→ **WRITTEN TASK**
Copy out, unchanged, the lines of the records starting with the one containing "candle: [437, 126, 444, 152]" and ending with the one containing "candle: [36, 105, 44, 136]", including both of those lines.

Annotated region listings
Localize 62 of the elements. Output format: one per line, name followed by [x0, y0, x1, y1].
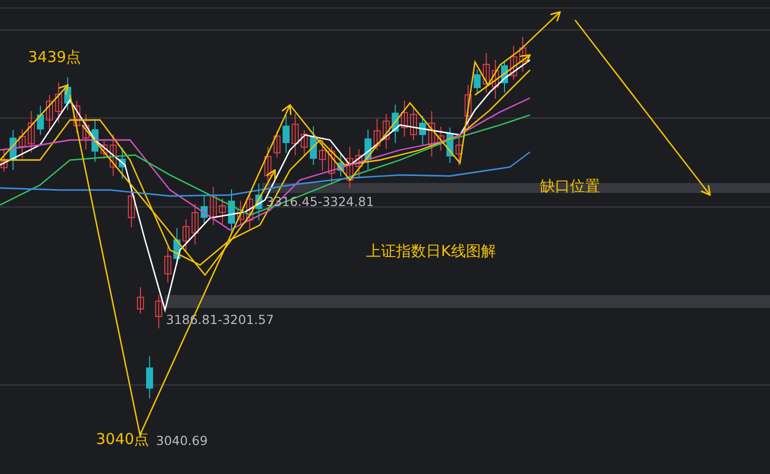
candle: [437, 126, 444, 152]
candle: [28, 110, 35, 153]
candle: [137, 286, 144, 314]
candle: [237, 200, 244, 225]
candle: [82, 114, 90, 150]
candle: [46, 94, 53, 132]
chart-annotation: 缺口位置: [540, 177, 600, 196]
candle: [474, 69, 481, 94]
candle: [146, 356, 154, 399]
candle: [36, 105, 44, 136]
candle: [464, 84, 472, 128]
candle: [164, 246, 172, 283]
candle: [10, 129, 17, 170]
candle: [200, 194, 208, 224]
candle: [501, 61, 508, 94]
candle: [400, 100, 408, 138]
candle: [510, 45, 518, 80]
candle: [64, 76, 72, 111]
candle: [210, 186, 217, 226]
candle: [310, 126, 317, 166]
candle: [492, 59, 499, 100]
candle: [428, 110, 436, 158]
candle: [446, 127, 454, 164]
candle: [346, 146, 354, 189]
chart-annotation: 3439点: [28, 48, 82, 67]
candle: [55, 82, 62, 124]
candle: [100, 140, 108, 160]
candle: [282, 114, 290, 154]
candle: [228, 188, 235, 234]
candle: [182, 218, 190, 253]
candle: [482, 52, 490, 94]
candle: [456, 132, 462, 166]
candle: [0, 149, 8, 172]
candle: [18, 128, 26, 159]
candle: [274, 130, 280, 158]
candle: [419, 115, 426, 146]
candle: [319, 138, 326, 172]
candle: [292, 113, 299, 156]
candle: [382, 113, 390, 150]
candle: [73, 100, 80, 134]
chart-title: 上证指数日K线图解: [366, 242, 496, 261]
candle: [218, 198, 226, 225]
candle: [110, 134, 117, 177]
candle: [92, 118, 98, 162]
candle: [355, 148, 362, 179]
candle: [155, 294, 162, 329]
candle: [519, 36, 526, 72]
candle: [264, 146, 272, 186]
candle: [173, 228, 180, 266]
candle: [128, 190, 135, 228]
candle: [392, 104, 399, 144]
candle: [374, 118, 381, 150]
chart-annotation: 3040.69: [156, 433, 208, 448]
candle: [118, 147, 126, 180]
candle: [192, 204, 199, 246]
candle: [328, 146, 336, 185]
candle: [337, 152, 344, 177]
candle: [364, 129, 372, 170]
candle: [300, 130, 308, 156]
candle: [410, 106, 417, 140]
candle: [246, 192, 254, 230]
candle: [255, 183, 262, 222]
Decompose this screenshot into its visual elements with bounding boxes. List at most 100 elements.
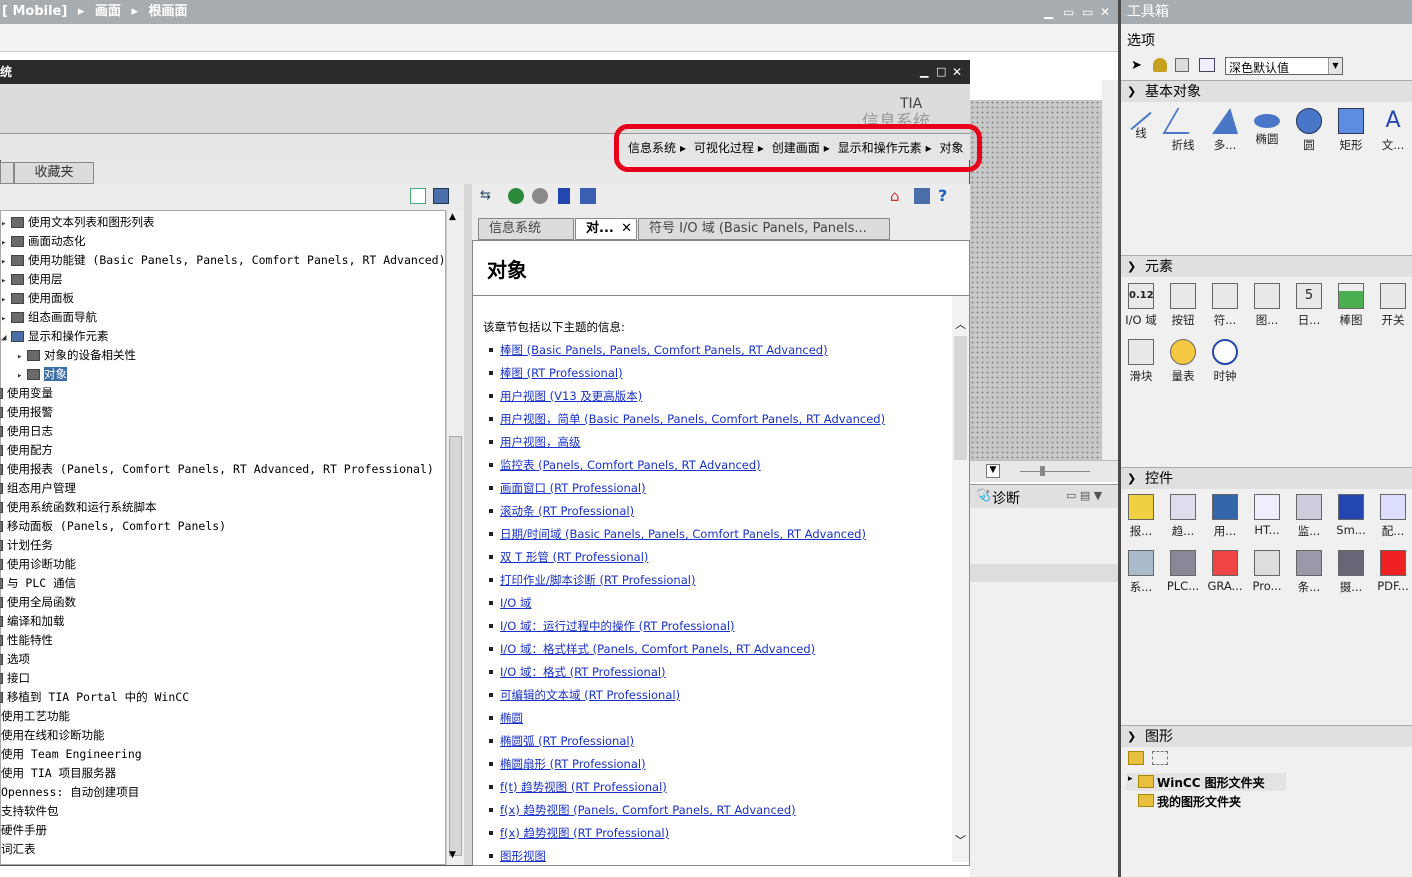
toolbox-item-controls[interactable]: 用... — [1205, 494, 1245, 539]
user-icon[interactable] — [1153, 58, 1167, 72]
toolbox-item-elements[interactable]: 5 日... — [1289, 283, 1329, 328]
forward-icon[interactable] — [532, 188, 548, 204]
topic-link[interactable]: f(x) 趋势视图 (Panels, Comfort Panels, RT Ad… — [500, 803, 796, 817]
close-icon[interactable]: ✕ — [952, 60, 962, 84]
tree-item[interactable]: 接口 — [0, 669, 445, 688]
topic-link[interactable]: 可编辑的文本域 (RT Professional) — [500, 688, 680, 702]
minimize-icon[interactable]: ▁ — [920, 60, 928, 84]
tree-item[interactable]: ▸ 对象的设备相关性 — [1, 346, 445, 365]
topic-link[interactable]: 监控表 (Panels, Comfort Panels, RT Advanced… — [500, 458, 761, 472]
print-icon[interactable] — [433, 188, 449, 204]
topic-link[interactable]: I/O 域：格式 (RT Professional) — [500, 665, 666, 679]
tree-item[interactable]: 组态用户管理 — [0, 479, 445, 498]
tab-contents[interactable] — [0, 162, 14, 184]
tree-item[interactable]: 词汇表 — [1, 840, 445, 859]
toolbox-item-controls[interactable]: 系... — [1121, 550, 1161, 595]
tree-item[interactable]: ▸ 画面动态化 — [1, 232, 445, 251]
tree-item[interactable]: 硬件手册 — [1, 821, 445, 840]
topic-link[interactable]: I/O 域 — [500, 596, 531, 610]
toolbox-item-basic[interactable]: 线 — [1121, 108, 1161, 141]
toolbox-item-elements[interactable]: 0.12 I/O 域 — [1121, 283, 1161, 328]
pane-splitter[interactable] — [464, 184, 472, 865]
tree-item[interactable]: 使用在线和诊断功能 — [1, 726, 445, 745]
toolbox-item-elements[interactable]: 时钟 — [1205, 339, 1245, 384]
toolbox-item-elements[interactable]: 量表 — [1163, 339, 1203, 384]
topic-link[interactable]: 棒图 (RT Professional) — [500, 366, 623, 380]
back-icon[interactable] — [508, 188, 524, 204]
graphics-folder-wincc[interactable]: ▸ WinCC 图形文件夹 — [1126, 773, 1286, 791]
sync-toc-icon[interactable]: ⇆ — [480, 188, 491, 203]
toolbox-item-controls[interactable]: Sm... — [1331, 494, 1371, 537]
topic-link[interactable]: f(x) 趋势视图 (RT Professional) — [500, 826, 669, 840]
section-elements[interactable]: ❯ 元素 — [1121, 255, 1412, 277]
dropdown-arrow-icon[interactable]: ▼ — [986, 464, 1000, 478]
topic-link[interactable]: 画面窗口 (RT Professional) — [500, 481, 646, 495]
chevron-down-icon[interactable]: ❯ — [1127, 256, 1136, 278]
remove-folder-icon[interactable] — [1152, 751, 1168, 765]
toolbox-item-basic[interactable]: 椭圆 — [1247, 108, 1287, 147]
topic-link[interactable]: I/O 域：运行过程中的操作 (RT Professional) — [500, 619, 735, 633]
tree-item[interactable]: 使用配方 — [0, 441, 445, 460]
toolbox-item-basic[interactable]: 圆 — [1289, 108, 1329, 153]
toolbox-item-elements[interactable]: 开关 — [1373, 283, 1412, 328]
home-icon[interactable]: ⌂ — [890, 187, 900, 205]
toolbox-item-controls[interactable]: HT... — [1247, 494, 1287, 537]
tree-scrollbar[interactable]: ▲ ▼ — [446, 210, 464, 865]
toolbox-item-basic[interactable]: 矩形 — [1331, 108, 1371, 153]
topic-link[interactable]: 滚动条 (RT Professional) — [500, 504, 634, 518]
toolbox-item-elements[interactable]: 棒图 — [1331, 283, 1371, 328]
layout-icon[interactable] — [1175, 58, 1189, 72]
topic-link[interactable]: 用户视图，简单 (Basic Panels, Panels, Comfort P… — [500, 412, 885, 426]
toolbox-item-controls[interactable]: PLC... — [1163, 550, 1203, 593]
scroll-up-icon[interactable]: ▲ — [449, 212, 456, 222]
tree-item[interactable]: 与 PLC 通信 — [0, 574, 445, 593]
tree-item[interactable]: 使用变量 — [0, 384, 445, 403]
tree-item[interactable]: ◢ 显示和操作元素 — [1, 327, 445, 346]
pointer-icon[interactable]: ➤ — [1131, 58, 1142, 73]
tab-favorites[interactable]: 收藏夹 — [14, 162, 94, 184]
tree-item[interactable]: 支持软件包 — [1, 802, 445, 821]
topic-link[interactable]: 椭圆扇形 (RT Professional) — [500, 757, 646, 771]
toolbox-item-controls[interactable]: 摄... — [1331, 550, 1371, 595]
tree-item[interactable]: 使用 TIA 项目服务器 — [1, 764, 445, 783]
panel-float-icon[interactable]: ▭ ▤ ▼ — [1066, 489, 1102, 502]
toolbox-item-controls[interactable]: 配... — [1373, 494, 1412, 539]
tree-item[interactable]: 使用系统函数和运行系统脚本 — [0, 498, 445, 517]
toolbox-item-basic[interactable]: A 文... — [1373, 108, 1412, 153]
section-basic-objects[interactable]: ❯ 基本对象 — [1121, 80, 1412, 102]
diagnostics-panel-header[interactable]: 🩺 诊断 ▭ ▤ ▼ — [970, 484, 1118, 508]
topic-link[interactable]: 日期/时间域 (Basic Panels, Panels, Comfort Pa… — [500, 527, 866, 541]
topic-link[interactable]: 打印作业/脚本诊断 (RT Professional) — [500, 573, 695, 587]
tree-item[interactable]: 使用诊断功能 — [0, 555, 445, 574]
help-icon[interactable]: ? — [938, 186, 947, 205]
zoom-slider[interactable] — [1020, 471, 1090, 472]
new-folder-icon[interactable] — [1128, 751, 1144, 765]
screen-canvas[interactable] — [970, 80, 1102, 460]
topic-link[interactable]: f(t) 趋势视图 (RT Professional) — [500, 780, 667, 794]
maximize-icon[interactable]: □ — [936, 60, 946, 84]
topic-link[interactable]: I/O 域：格式样式 (Panels, Comfort Panels, RT A… — [500, 642, 815, 656]
chevron-down-icon[interactable]: ❯ — [1127, 726, 1136, 748]
toolbox-item-basic[interactable]: 折线 — [1162, 108, 1204, 153]
zoom-slider-handle[interactable] — [1040, 466, 1045, 476]
topic-link[interactable]: 用户视图，高级 — [500, 435, 581, 449]
tree-item[interactable]: ▸ 对象 — [1, 365, 445, 384]
section-controls[interactable]: ❯ 控件 — [1121, 467, 1412, 489]
toolbox-item-controls[interactable]: 监... — [1289, 494, 1329, 539]
topic-link[interactable]: 椭圆 — [500, 711, 523, 725]
tree-item[interactable]: 计划任务 — [0, 536, 445, 555]
tree-item[interactable]: ▸ 使用面板 — [1, 289, 445, 308]
tab-information-system[interactable]: 信息系统 — [478, 218, 574, 240]
scroll-down-icon[interactable]: ▼ — [449, 850, 456, 860]
print-icon[interactable] — [914, 188, 930, 204]
tree-item[interactable]: ▸ 使用层 — [1, 270, 445, 289]
tree-item[interactable]: 编译和加载 — [0, 612, 445, 631]
topic-link[interactable]: 图形视图 — [500, 849, 546, 863]
list-view-icon[interactable] — [1199, 58, 1215, 72]
tab-symbolic-io-field[interactable]: 符号 I/O 域 (Basic Panels, Panels... — [638, 218, 890, 240]
chevron-down-icon[interactable]: ▼ — [1328, 58, 1342, 74]
tree-item[interactable]: 性能特性 — [0, 631, 445, 650]
close-icon[interactable]: ✕ — [1100, 0, 1110, 24]
tree-item[interactable]: 使用全局函数 — [0, 593, 445, 612]
toolbox-item-controls[interactable]: 报... — [1121, 494, 1161, 539]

→ **FINISHED ANSWER**
candle: [437, 126, 444, 152]
candle: [28, 110, 35, 153]
candle: [137, 286, 144, 314]
candle: [237, 200, 244, 225]
candle: [82, 114, 90, 150]
candle: [46, 94, 53, 132]
chart-annotation: 缺口位置: [540, 177, 600, 196]
candle: [474, 69, 481, 94]
candle: [146, 356, 154, 399]
candle: [36, 105, 44, 136]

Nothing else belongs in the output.